[Dataset rows]
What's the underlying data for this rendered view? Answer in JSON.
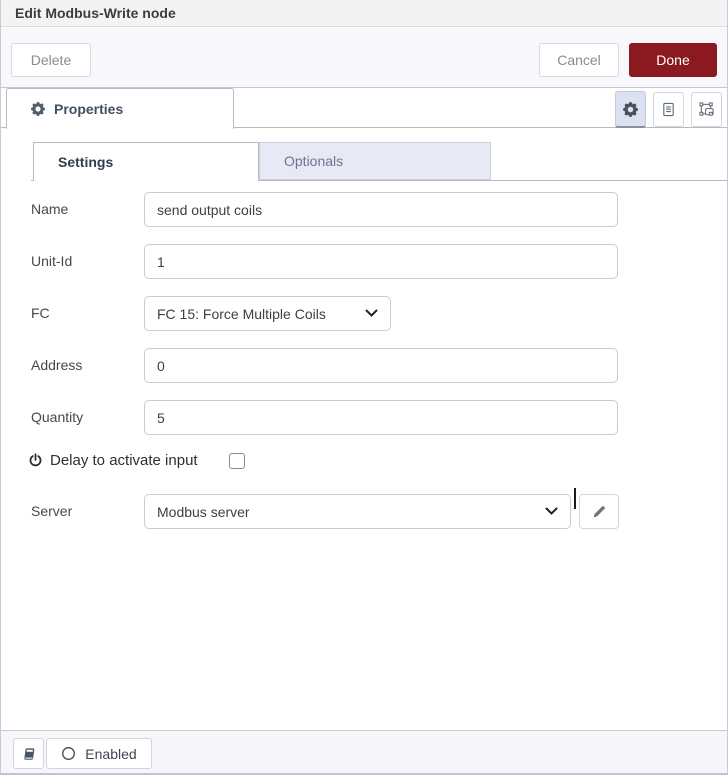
{
  "dialog": {
    "title": "Edit Modbus-Write node",
    "buttons": {
      "delete": "Delete",
      "cancel": "Cancel",
      "done": "Done"
    }
  },
  "tabs": {
    "properties": "Properties"
  },
  "subtabs": {
    "settings": "Settings",
    "optionals": "Optionals"
  },
  "form": {
    "name": {
      "label": "Name",
      "value": "send output coils"
    },
    "unit_id": {
      "label": "Unit-Id",
      "value": "1"
    },
    "fc": {
      "label": "FC",
      "value": "FC 15: Force Multiple Coils"
    },
    "address": {
      "label": "Address",
      "value": "0"
    },
    "quantity": {
      "label": "Quantity",
      "value": "5"
    },
    "delay": {
      "label": "Delay to activate input",
      "checked": false
    },
    "server": {
      "label": "Server",
      "value": "Modbus server"
    }
  },
  "footer": {
    "enabled_label": "Enabled"
  },
  "icons": {
    "properties_tab": "gear-icon",
    "view_buttons": [
      "gear-icon",
      "file-icon",
      "object-group-icon"
    ],
    "delay_row": "power-icon",
    "server_edit": "pencil-icon",
    "selects": "chevron-down-icon",
    "footer": [
      "book-icon",
      "circle-icon"
    ]
  },
  "colors": {
    "done_button_bg": "#8b1a20",
    "header_bg": "#f3f3f3",
    "inactive_tab_bg": "#e7e9f4",
    "active_view_button_bg": "#dde0f0"
  }
}
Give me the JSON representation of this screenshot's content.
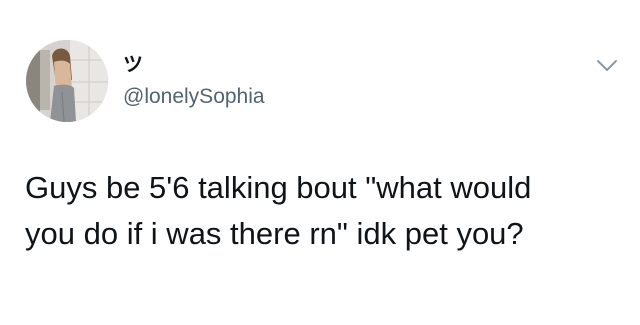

_TASK TO CARRY OUT:_ From the data, collect all lines where the string "this" appears.

_FINISHED EXERCISE:_
What's the underlying data for this rendered view? Answer in JSON.
Give me the JSON representation of this screenshot's content.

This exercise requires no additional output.